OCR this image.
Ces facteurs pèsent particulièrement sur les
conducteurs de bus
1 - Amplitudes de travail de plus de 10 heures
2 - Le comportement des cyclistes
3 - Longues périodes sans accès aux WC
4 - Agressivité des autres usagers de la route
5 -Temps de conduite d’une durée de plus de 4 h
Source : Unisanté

------------------------------------------------

• [WHAT THE TASK ASKS] Reproduce the material above without altering a single character.

• [THE OUTPUT]
OCR this image.
Ces facteurs pèsent particulièrement sur les
conducteurs de bus
1 - Amplitudes de travail de plus de 10 heures
2 - Le comportement des cyclistes
3 - Longues périodes sans accès aux WC
4 - Agressivité des autres usagers de la route
5 -Temps de conduite d’une durée de plus de 4 h
Source : Unisanté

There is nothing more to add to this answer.